*What you are asked to do:*
Copy only the lines between the one containing "Decode this image" and the end of the records, both included, leaving out pictures.

BEGIN Source data

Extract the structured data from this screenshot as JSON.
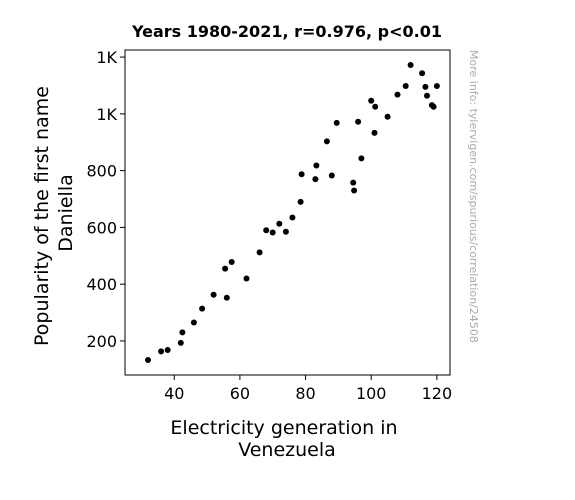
{
  "chart_data": {
    "type": "scatter",
    "title": "Years 1980-2021, r=0.976, p<0.01",
    "xlabel_lines": [
      "Electricity generation in",
      "Venezuela"
    ],
    "ylabel_lines": [
      "Popularity of the first name",
      "Daniella"
    ],
    "watermark": "More info: tylervigen.com/spurious/correlation/24508",
    "xlim": [
      25,
      124
    ],
    "ylim": [
      80,
      1225
    ],
    "x_ticks": [
      {
        "value": 40,
        "label": "40"
      },
      {
        "value": 60,
        "label": "60"
      },
      {
        "value": 80,
        "label": "80"
      },
      {
        "value": 100,
        "label": "100"
      },
      {
        "value": 120,
        "label": "120"
      }
    ],
    "y_ticks": [
      {
        "value": 200,
        "label": "200"
      },
      {
        "value": 400,
        "label": "400"
      },
      {
        "value": 600,
        "label": "600"
      },
      {
        "value": 800,
        "label": "800"
      },
      {
        "value": 1000,
        "label": "1K"
      },
      {
        "value": 1200,
        "label": "1K"
      }
    ],
    "marker_color": "#000000",
    "grid": false,
    "series": [
      {
        "points": [
          [
            32.0,
            133
          ],
          [
            36.0,
            163
          ],
          [
            38.0,
            168
          ],
          [
            42.0,
            193
          ],
          [
            42.5,
            230
          ],
          [
            46.0,
            265
          ],
          [
            48.5,
            314
          ],
          [
            52.0,
            363
          ],
          [
            55.5,
            455
          ],
          [
            56.0,
            352
          ],
          [
            57.5,
            478
          ],
          [
            62.0,
            420
          ],
          [
            66.0,
            512
          ],
          [
            68.0,
            590
          ],
          [
            70.0,
            582
          ],
          [
            72.0,
            613
          ],
          [
            74.0,
            585
          ],
          [
            76.0,
            635
          ],
          [
            78.5,
            690
          ],
          [
            78.8,
            787
          ],
          [
            83.0,
            770
          ],
          [
            83.3,
            818
          ],
          [
            86.5,
            903
          ],
          [
            88.0,
            783
          ],
          [
            89.5,
            968
          ],
          [
            94.5,
            758
          ],
          [
            94.8,
            730
          ],
          [
            96.0,
            972
          ],
          [
            97.0,
            843
          ],
          [
            100.0,
            1046
          ],
          [
            101.0,
            933
          ],
          [
            101.2,
            1025
          ],
          [
            105.0,
            990
          ],
          [
            108.0,
            1068
          ],
          [
            110.5,
            1098
          ],
          [
            112.0,
            1172
          ],
          [
            115.5,
            1143
          ],
          [
            116.5,
            1095
          ],
          [
            117.0,
            1064
          ],
          [
            118.5,
            1031
          ],
          [
            119.0,
            1025
          ],
          [
            120.0,
            1098
          ]
        ]
      }
    ]
  }
}
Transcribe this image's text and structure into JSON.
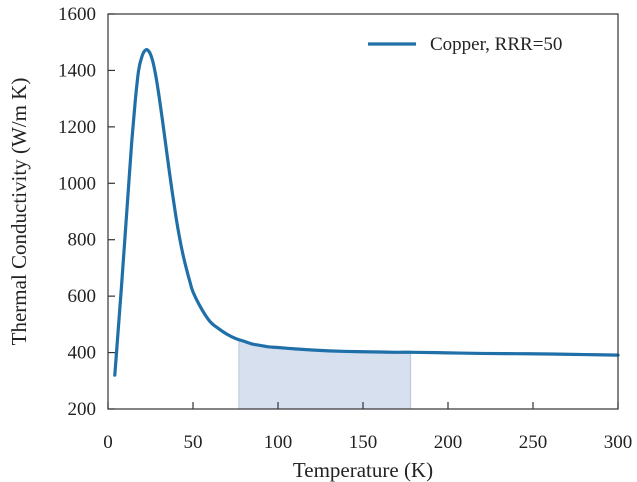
{
  "chart_data": {
    "type": "line",
    "title": "",
    "xlabel": "Temperature (K)",
    "ylabel": "Thermal Conductivity (W/m K)",
    "xlim": [
      0,
      300
    ],
    "ylim": [
      200,
      1600
    ],
    "xticks": [
      0,
      50,
      100,
      150,
      200,
      250,
      300
    ],
    "yticks": [
      200,
      400,
      600,
      800,
      1000,
      1200,
      1400,
      1600
    ],
    "grid": false,
    "legend": {
      "placement": "top-right"
    },
    "series": [
      {
        "name": "Copper, RRR=50",
        "color": "#1f6fa8",
        "x": [
          4,
          6,
          8,
          10,
          12,
          14,
          16,
          18,
          20,
          22,
          24,
          26,
          28,
          30,
          32,
          34,
          36,
          38,
          40,
          42,
          44,
          46,
          48,
          50,
          55,
          60,
          65,
          70,
          75,
          80,
          85,
          90,
          95,
          100,
          110,
          120,
          130,
          140,
          150,
          160,
          170,
          180,
          200,
          220,
          240,
          260,
          280,
          300
        ],
        "y": [
          320,
          480,
          640,
          810,
          980,
          1150,
          1290,
          1400,
          1450,
          1472,
          1468,
          1440,
          1385,
          1310,
          1225,
          1135,
          1045,
          960,
          880,
          810,
          750,
          700,
          655,
          615,
          555,
          510,
          485,
          465,
          450,
          440,
          430,
          425,
          420,
          418,
          413,
          409,
          406,
          404,
          403,
          402,
          401,
          401,
          399,
          397,
          396,
          395,
          393,
          391
        ]
      }
    ],
    "shaded_region": {
      "x_start": 77,
      "x_end": 178,
      "color": "#d6e0ef"
    }
  }
}
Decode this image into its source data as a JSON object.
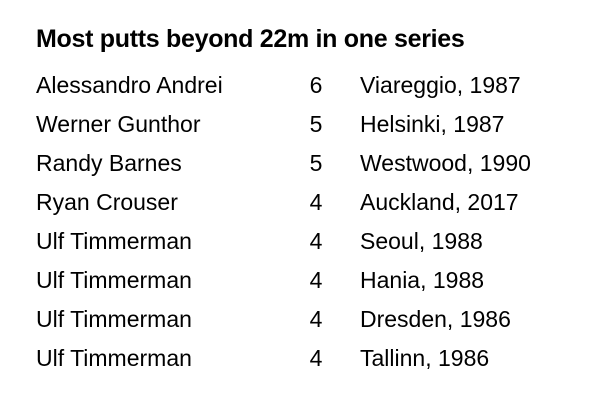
{
  "title": "Most putts beyond 22m in one series",
  "table": {
    "rows": [
      [
        "Alessandro Andrei",
        6,
        "Viareggio, 1987"
      ],
      [
        "Werner Gunthor",
        5,
        "Helsinki, 1987"
      ],
      [
        "Randy Barnes",
        5,
        "Westwood, 1990"
      ],
      [
        "Ryan Crouser",
        4,
        "Auckland, 2017"
      ],
      [
        "Ulf Timmerman",
        4,
        "Seoul, 1988"
      ],
      [
        "Ulf Timmerman",
        4,
        "Hania, 1988"
      ],
      [
        "Ulf Timmerman",
        4,
        "Dresden, 1986"
      ],
      [
        "Ulf Timmerman",
        4,
        "Tallinn, 1986"
      ]
    ]
  }
}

END Source data

*Result of this task:*
Decode this image into its source data as a JSON object.
{
  "title": "Most putts beyond 22m in one series",
  "table": {
    "rows": [
      [
        "Alessandro Andrei",
        6,
        "Viareggio, 1987"
      ],
      [
        "Werner Gunthor",
        5,
        "Helsinki, 1987"
      ],
      [
        "Randy Barnes",
        5,
        "Westwood, 1990"
      ],
      [
        "Ryan Crouser",
        4,
        "Auckland, 2017"
      ],
      [
        "Ulf Timmerman",
        4,
        "Seoul, 1988"
      ],
      [
        "Ulf Timmerman",
        4,
        "Hania, 1988"
      ],
      [
        "Ulf Timmerman",
        4,
        "Dresden, 1986"
      ],
      [
        "Ulf Timmerman",
        4,
        "Tallinn, 1986"
      ]
    ]
  }
}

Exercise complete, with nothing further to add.